#### Data shown ####

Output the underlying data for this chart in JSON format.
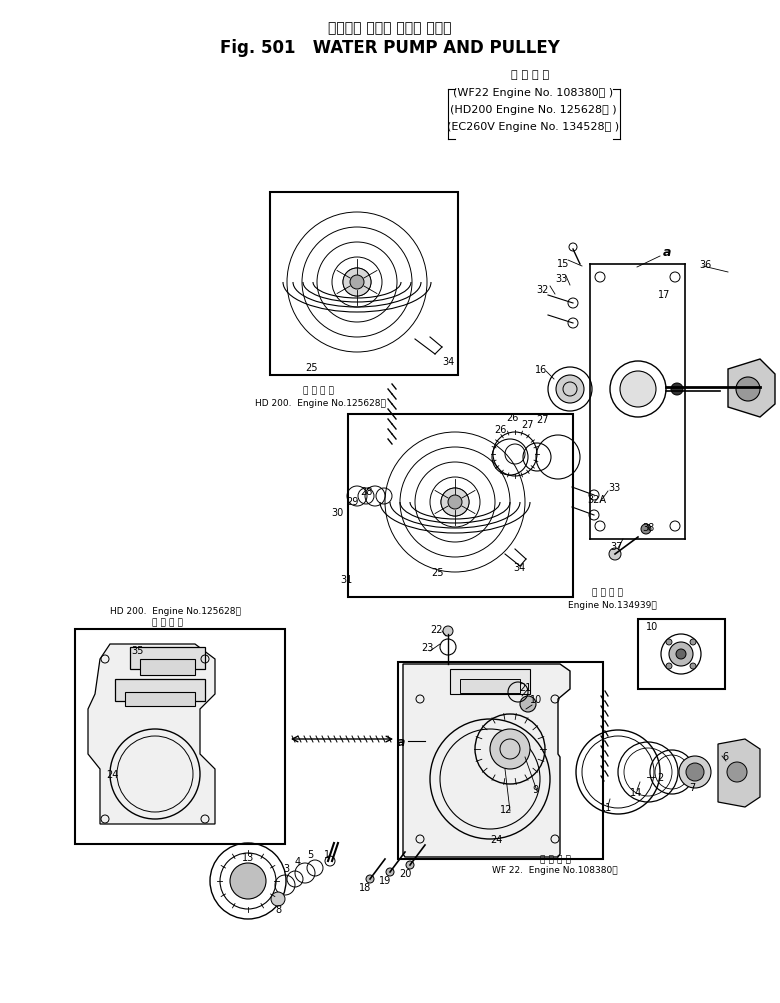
{
  "title_jp": "ウオータ ポンプ および プーリ",
  "title_en": "Fig. 501   WATER PUMP AND PULLEY",
  "applicability_jp": "適 用 号 機",
  "applicability_lines": [
    "(WF22 Engine No. 108380＾ )",
    "(HD200 Engine No. 125628＾ )",
    "(EC260V Engine No. 134528＾ )"
  ],
  "bg_color": "#ffffff",
  "line_color": "#000000",
  "text_color": "#000000"
}
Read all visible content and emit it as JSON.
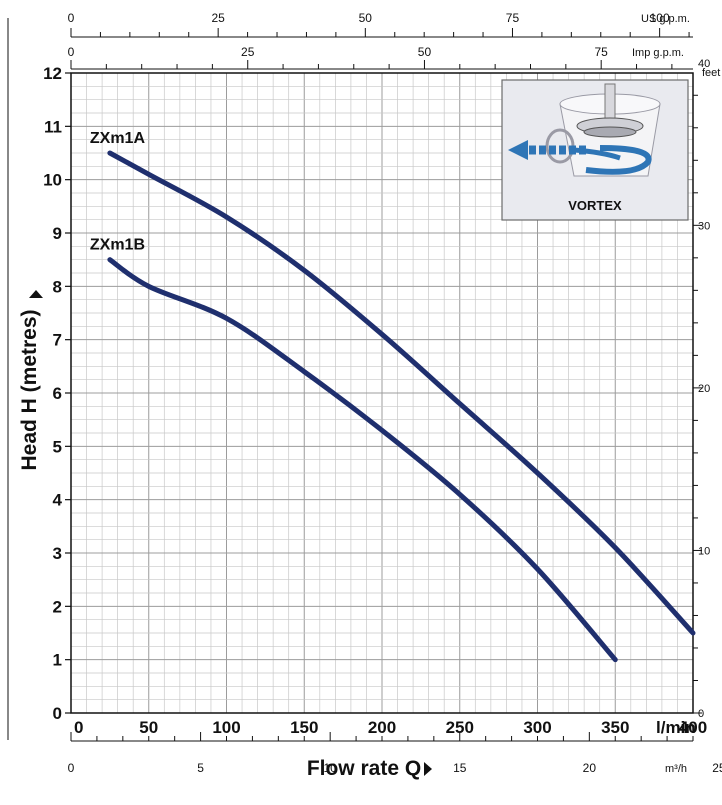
{
  "chart_data": {
    "type": "line",
    "xlabel": "Flow rate Q",
    "ylabel": "Head H (metres)",
    "x_unit": "l/min",
    "xlim": [
      0,
      400
    ],
    "ylim": [
      0,
      12
    ],
    "x_ticks": [
      0,
      50,
      100,
      150,
      200,
      250,
      300,
      350,
      400
    ],
    "y_ticks": [
      0,
      1,
      2,
      3,
      4,
      5,
      6,
      7,
      8,
      9,
      10,
      11,
      12
    ],
    "grid": true,
    "series": [
      {
        "name": "ZXm1A",
        "x": [
          25,
          50,
          100,
          150,
          200,
          250,
          300,
          350,
          400
        ],
        "y": [
          10.5,
          10.1,
          9.3,
          8.3,
          7.1,
          5.8,
          4.5,
          3.1,
          1.5
        ]
      },
      {
        "name": "ZXm1B",
        "x": [
          25,
          50,
          100,
          150,
          200,
          250,
          300,
          350
        ],
        "y": [
          8.5,
          8.0,
          7.4,
          6.4,
          5.3,
          4.1,
          2.7,
          1.0
        ]
      }
    ],
    "secondary_axes": {
      "us_gpm": {
        "unit": "US g.p.m.",
        "ticks": [
          0,
          25,
          50,
          75,
          100
        ]
      },
      "imp_gpm": {
        "unit": "Imp g.p.m.",
        "ticks": [
          0,
          25,
          50,
          75
        ]
      },
      "m3h": {
        "unit": "m³/h",
        "ticks": [
          0,
          5,
          10,
          15,
          20,
          25
        ]
      },
      "feet": {
        "unit": "feet",
        "ticks": [
          0,
          10,
          20,
          30,
          40
        ]
      }
    },
    "inset": {
      "label": "VORTEX",
      "icon": "vortex-impeller-icon"
    },
    "colors": {
      "curve": "#1f2f6e",
      "grid": "#c8c8c8",
      "arrow": "#2e75b6"
    }
  }
}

####

* **Problem requirements**: The records above need to be restated word for word, with the pictures left out.

* **Written solution**:
Output the underlying data for this chart in JSON format.
{
  "title_jp": "ウオータ ポンプ および プーリ",
  "title_en": "Fig. 501   WATER PUMP AND PULLEY",
  "applicability_jp": "適 用 号 機",
  "applicability_lines": [
    "(WF22 Engine No. 108380＾ )",
    "(HD200 Engine No. 125628＾ )",
    "(EC260V Engine No. 134528＾ )"
  ],
  "bg_color": "#ffffff",
  "line_color": "#000000",
  "text_color": "#000000"
}
Read all visible content and emit it as JSON.
{
  "chart_data": {
    "type": "line",
    "xlabel": "Flow rate Q",
    "ylabel": "Head H (metres)",
    "x_unit": "l/min",
    "xlim": [
      0,
      400
    ],
    "ylim": [
      0,
      12
    ],
    "x_ticks": [
      0,
      50,
      100,
      150,
      200,
      250,
      300,
      350,
      400
    ],
    "y_ticks": [
      0,
      1,
      2,
      3,
      4,
      5,
      6,
      7,
      8,
      9,
      10,
      11,
      12
    ],
    "grid": true,
    "series": [
      {
        "name": "ZXm1A",
        "x": [
          25,
          50,
          100,
          150,
          200,
          250,
          300,
          350,
          400
        ],
        "y": [
          10.5,
          10.1,
          9.3,
          8.3,
          7.1,
          5.8,
          4.5,
          3.1,
          1.5
        ]
      },
      {
        "name": "ZXm1B",
        "x": [
          25,
          50,
          100,
          150,
          200,
          250,
          300,
          350
        ],
        "y": [
          8.5,
          8.0,
          7.4,
          6.4,
          5.3,
          4.1,
          2.7,
          1.0
        ]
      }
    ],
    "secondary_axes": {
      "us_gpm": {
        "unit": "US g.p.m.",
        "ticks": [
          0,
          25,
          50,
          75,
          100
        ]
      },
      "imp_gpm": {
        "unit": "Imp g.p.m.",
        "ticks": [
          0,
          25,
          50,
          75
        ]
      },
      "m3h": {
        "unit": "m³/h",
        "ticks": [
          0,
          5,
          10,
          15,
          20,
          25
        ]
      },
      "feet": {
        "unit": "feet",
        "ticks": [
          0,
          10,
          20,
          30,
          40
        ]
      }
    },
    "inset": {
      "label": "VORTEX",
      "icon": "vortex-impeller-icon"
    },
    "colors": {
      "curve": "#1f2f6e",
      "grid": "#c8c8c8",
      "arrow": "#2e75b6"
    }
  }
}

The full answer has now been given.